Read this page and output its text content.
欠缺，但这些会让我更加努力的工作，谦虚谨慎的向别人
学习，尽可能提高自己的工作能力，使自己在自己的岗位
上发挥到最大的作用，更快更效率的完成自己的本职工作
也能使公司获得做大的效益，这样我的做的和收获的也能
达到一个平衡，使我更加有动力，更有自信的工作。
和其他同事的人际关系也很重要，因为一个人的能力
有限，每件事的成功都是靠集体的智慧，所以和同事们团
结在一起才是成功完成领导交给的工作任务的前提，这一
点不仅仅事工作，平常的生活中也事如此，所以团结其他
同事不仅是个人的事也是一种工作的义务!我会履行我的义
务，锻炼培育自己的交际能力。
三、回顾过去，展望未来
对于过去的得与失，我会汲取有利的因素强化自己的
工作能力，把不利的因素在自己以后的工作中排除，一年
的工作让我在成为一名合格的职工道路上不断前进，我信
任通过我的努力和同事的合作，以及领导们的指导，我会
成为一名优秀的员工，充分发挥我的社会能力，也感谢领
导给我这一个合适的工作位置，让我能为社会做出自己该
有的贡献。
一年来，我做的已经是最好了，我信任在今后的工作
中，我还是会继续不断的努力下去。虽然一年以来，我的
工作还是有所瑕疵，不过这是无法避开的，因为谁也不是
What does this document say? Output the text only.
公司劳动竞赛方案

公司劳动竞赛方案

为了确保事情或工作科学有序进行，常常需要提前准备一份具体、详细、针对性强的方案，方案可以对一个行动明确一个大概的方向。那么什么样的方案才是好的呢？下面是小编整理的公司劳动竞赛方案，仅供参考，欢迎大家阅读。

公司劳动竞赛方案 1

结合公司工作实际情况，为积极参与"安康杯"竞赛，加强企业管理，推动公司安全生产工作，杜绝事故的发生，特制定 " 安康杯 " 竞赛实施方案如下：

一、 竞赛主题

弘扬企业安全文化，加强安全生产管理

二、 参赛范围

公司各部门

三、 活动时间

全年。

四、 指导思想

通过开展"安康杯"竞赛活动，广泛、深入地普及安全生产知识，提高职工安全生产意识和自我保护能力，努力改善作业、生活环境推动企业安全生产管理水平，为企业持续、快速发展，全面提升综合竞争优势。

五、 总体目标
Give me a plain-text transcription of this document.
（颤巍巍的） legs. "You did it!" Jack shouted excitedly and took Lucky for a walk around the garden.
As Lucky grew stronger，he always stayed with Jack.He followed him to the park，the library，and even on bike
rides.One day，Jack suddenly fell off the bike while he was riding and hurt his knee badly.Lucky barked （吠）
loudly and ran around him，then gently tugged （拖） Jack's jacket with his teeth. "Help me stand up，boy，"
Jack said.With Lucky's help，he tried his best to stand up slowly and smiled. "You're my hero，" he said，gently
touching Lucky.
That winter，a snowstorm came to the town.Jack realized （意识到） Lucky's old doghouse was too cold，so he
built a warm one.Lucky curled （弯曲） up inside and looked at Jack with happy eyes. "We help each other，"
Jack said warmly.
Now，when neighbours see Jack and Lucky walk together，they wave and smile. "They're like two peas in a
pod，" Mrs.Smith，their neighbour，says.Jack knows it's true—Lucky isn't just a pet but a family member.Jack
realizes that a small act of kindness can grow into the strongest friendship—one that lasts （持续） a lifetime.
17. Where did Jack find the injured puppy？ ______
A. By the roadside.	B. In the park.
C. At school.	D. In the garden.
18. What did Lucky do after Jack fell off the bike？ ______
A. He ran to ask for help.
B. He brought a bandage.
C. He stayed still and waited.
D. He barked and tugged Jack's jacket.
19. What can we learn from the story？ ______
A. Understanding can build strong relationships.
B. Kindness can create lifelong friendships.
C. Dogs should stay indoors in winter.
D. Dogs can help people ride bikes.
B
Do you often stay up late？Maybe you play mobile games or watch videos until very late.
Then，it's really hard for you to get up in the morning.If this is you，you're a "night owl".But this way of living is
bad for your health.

━━━━━━━━

# What to do:
Search the entries for the word "text", then list each line that holds it.

# Answer to the exercise:
Read this page and output its text content.
What does this document say? Output the text only.
Give me a plain-text transcription of this document.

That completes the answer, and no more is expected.